**Excerpted passage**.
════════════════
Scientific classification
- Kingdom: Plantae
- Clade: Tracheophytes
- Clade: Angiosperms
- Clade: Eudicots
- Clade: Rosids
- Order: Brassicales
- Family: Brassicaceae
- Genus: Stanleya
- Species: S. pinnata
- Binomial name: Stanleya pinnata (Pursh) Britton

= Stanleya pinnata =

- Genus: Stanleya
- Species: pinnata
- Authority: (Pursh) Britton

Species of flowering plant

Stanleya pinnata is a species of flowering plant in the family Brassicaceae known as desert prince's-plume. It is a perennial herb or shrub native to North America.

==Distribution==
The plant is native to the western Great Plains and western North America. It occurs in many types of open habitat, including deserts, chaparral, foothills, rocky cliffs, sagebrush, and prairie. It prefers alkali- and gypsum-rich soils.
════════════════
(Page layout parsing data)

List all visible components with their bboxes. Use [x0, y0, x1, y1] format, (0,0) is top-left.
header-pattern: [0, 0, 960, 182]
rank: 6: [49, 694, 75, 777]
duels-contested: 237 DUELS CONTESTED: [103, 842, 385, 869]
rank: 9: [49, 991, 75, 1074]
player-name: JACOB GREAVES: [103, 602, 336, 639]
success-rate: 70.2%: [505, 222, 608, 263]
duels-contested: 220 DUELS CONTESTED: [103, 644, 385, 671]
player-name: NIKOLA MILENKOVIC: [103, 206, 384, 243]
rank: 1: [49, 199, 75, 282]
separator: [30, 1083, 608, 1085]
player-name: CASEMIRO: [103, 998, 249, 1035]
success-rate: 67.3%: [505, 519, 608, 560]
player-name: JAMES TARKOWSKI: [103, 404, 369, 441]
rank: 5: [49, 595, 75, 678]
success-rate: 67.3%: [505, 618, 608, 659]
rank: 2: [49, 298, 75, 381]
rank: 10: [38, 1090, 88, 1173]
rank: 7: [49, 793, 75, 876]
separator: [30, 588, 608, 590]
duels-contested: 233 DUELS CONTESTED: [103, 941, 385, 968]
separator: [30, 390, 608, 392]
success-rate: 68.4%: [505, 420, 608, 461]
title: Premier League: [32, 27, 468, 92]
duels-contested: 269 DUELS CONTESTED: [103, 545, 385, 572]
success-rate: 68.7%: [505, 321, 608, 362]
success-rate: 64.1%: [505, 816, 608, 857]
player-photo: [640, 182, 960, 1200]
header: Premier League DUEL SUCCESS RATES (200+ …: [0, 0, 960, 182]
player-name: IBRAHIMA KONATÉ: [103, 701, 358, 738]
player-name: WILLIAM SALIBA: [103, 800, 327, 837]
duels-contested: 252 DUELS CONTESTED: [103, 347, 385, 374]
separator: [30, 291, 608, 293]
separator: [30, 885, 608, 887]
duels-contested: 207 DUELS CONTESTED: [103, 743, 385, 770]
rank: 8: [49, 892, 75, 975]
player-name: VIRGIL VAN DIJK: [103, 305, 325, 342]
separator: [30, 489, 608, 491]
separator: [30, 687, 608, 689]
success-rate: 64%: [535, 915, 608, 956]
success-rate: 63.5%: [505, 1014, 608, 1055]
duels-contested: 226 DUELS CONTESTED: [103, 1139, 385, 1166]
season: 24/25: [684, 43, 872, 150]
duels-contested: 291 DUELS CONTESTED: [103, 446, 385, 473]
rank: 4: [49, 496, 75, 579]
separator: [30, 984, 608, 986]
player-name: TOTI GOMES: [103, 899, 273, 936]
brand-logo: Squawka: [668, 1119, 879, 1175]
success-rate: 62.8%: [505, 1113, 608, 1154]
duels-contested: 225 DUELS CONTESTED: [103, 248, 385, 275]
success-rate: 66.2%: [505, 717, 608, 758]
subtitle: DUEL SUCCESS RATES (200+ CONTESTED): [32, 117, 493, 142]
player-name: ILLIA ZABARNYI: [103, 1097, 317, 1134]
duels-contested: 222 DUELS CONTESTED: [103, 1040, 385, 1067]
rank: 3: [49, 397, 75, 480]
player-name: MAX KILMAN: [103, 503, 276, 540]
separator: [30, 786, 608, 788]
════════════════
**Directions**. Continue the Stanleya pinnata article from the end of its distribution section. The lines above were taken from a separate source.

**Answer section**.
==Description==
Stanleya pinnata is a perennial herb or shrub producing several erect stems reaching up to about 1.5 m in maximum height. The stems are unbranched, hairless, often waxy in texture, and have woody bases. The leaves have fleshy blades up to 15 cm long by 5 cm wide which are divided into several long, narrow lobes. The blades are borne on petioles.

The top of the stem is occupied by a long inflorescence which is a dense raceme of many flowers. Each flower has four narrow yellowish sepals which open to reveal four bright yellow petals each up to 2 cm long. The stamens protruding from the flower's center may approach 3 cm in length.

The fruit is a curving, wormlike silique up to 8 cm long.

==Uses==
It has been used as a Native American traditional medicinal plant and food source, including by the Hopi, Zuni, Paiute, Navajo, Kawaiisu, and Tewa peoples.

==Ecology==
It is a larval host to both Becker's white and checkered white caterpillars.

Some of the plant's amino acids use selenium from the soil in place of sulfur, making it highly toxic to animals.